** OBJECTIVE **
Images should be left out, and everything else in the listing reproduced exactly.

- - -

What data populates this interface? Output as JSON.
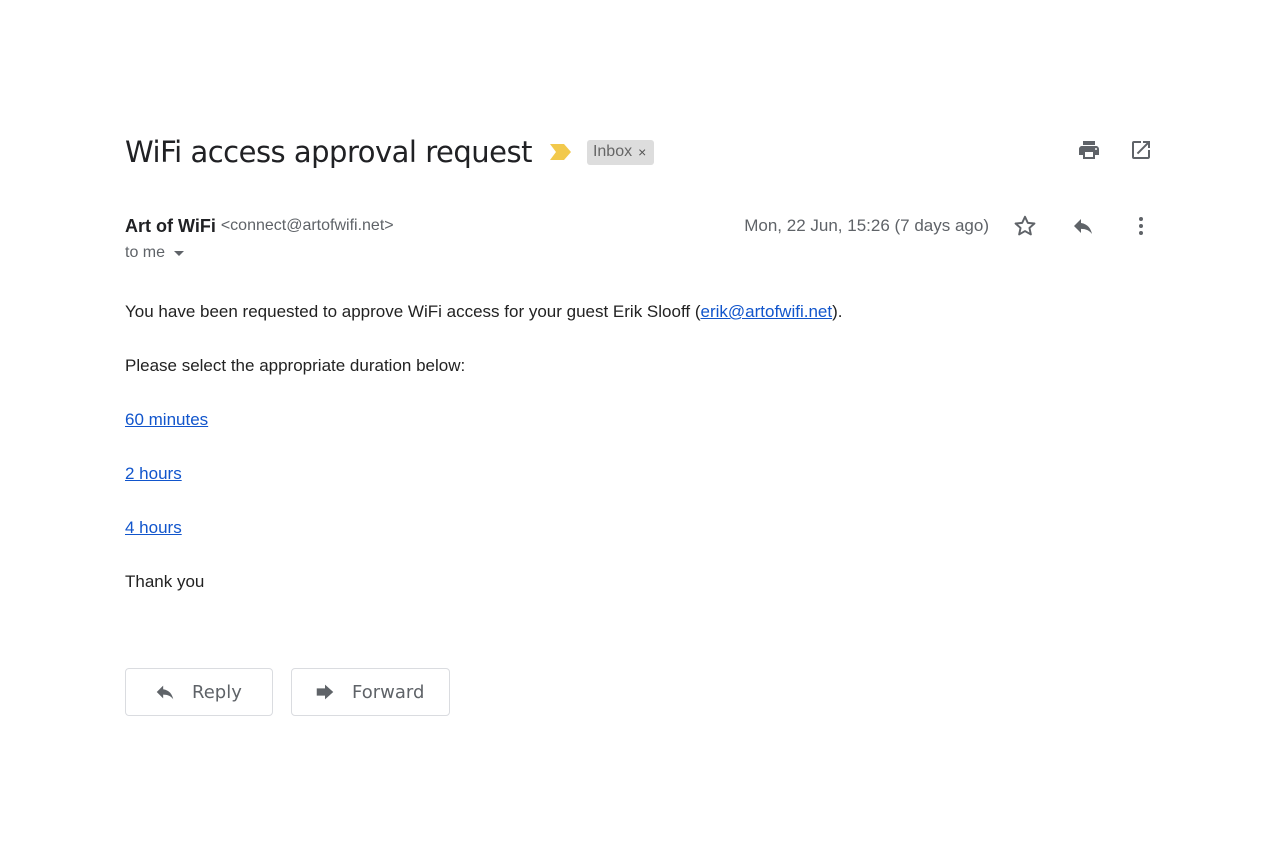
{
  "email": {
    "subject": "WiFi access approval request",
    "label": "Inbox",
    "label_remove": "×",
    "sender_name": "Art of WiFi",
    "sender_email": "<connect@artofwifi.net>",
    "date": "Mon, 22 Jun, 15:26 (7 days ago)",
    "recipient": "to me"
  },
  "body": {
    "intro_prefix": "You have been requested to approve WiFi access for your guest Erik Slooff (",
    "guest_email_link": "erik@artofwifi.net",
    "intro_suffix": ").",
    "instruction": "Please select the appropriate duration below:",
    "options": [
      "60 minutes",
      "2 hours",
      "4 hours"
    ],
    "closing": "Thank you"
  },
  "actions": {
    "reply_label": "Reply",
    "forward_label": "Forward"
  },
  "icons": {
    "importance": "importance-marker-icon",
    "print": "print-icon",
    "open_new_window": "open-in-new-icon",
    "star": "star-icon",
    "reply": "reply-icon",
    "more": "more-vert-icon",
    "forward": "forward-icon"
  },
  "colors": {
    "importance_marker": "#f2c94c",
    "link": "#1155cc",
    "label_chip_bg": "#dddddd"
  }
}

- - -

** COMPLETED TASK **
What data populates this interface? Output as JSON.
{
  "email": {
    "subject": "WiFi access approval request",
    "label": "Inbox",
    "label_remove": "×",
    "sender_name": "Art of WiFi",
    "sender_email": "<connect@artofwifi.net>",
    "date": "Mon, 22 Jun, 15:26 (7 days ago)",
    "recipient": "to me"
  },
  "body": {
    "intro_prefix": "You have been requested to approve WiFi access for your guest Erik Slooff (",
    "guest_email_link": "erik@artofwifi.net",
    "intro_suffix": ").",
    "instruction": "Please select the appropriate duration below:",
    "options": [
      "60 minutes",
      "2 hours",
      "4 hours"
    ],
    "closing": "Thank you"
  },
  "actions": {
    "reply_label": "Reply",
    "forward_label": "Forward"
  },
  "icons": {
    "importance": "importance-marker-icon",
    "print": "print-icon",
    "open_new_window": "open-in-new-icon",
    "star": "star-icon",
    "reply": "reply-icon",
    "more": "more-vert-icon",
    "forward": "forward-icon"
  },
  "colors": {
    "importance_marker": "#f2c94c",
    "link": "#1155cc",
    "label_chip_bg": "#dddddd"
  }
}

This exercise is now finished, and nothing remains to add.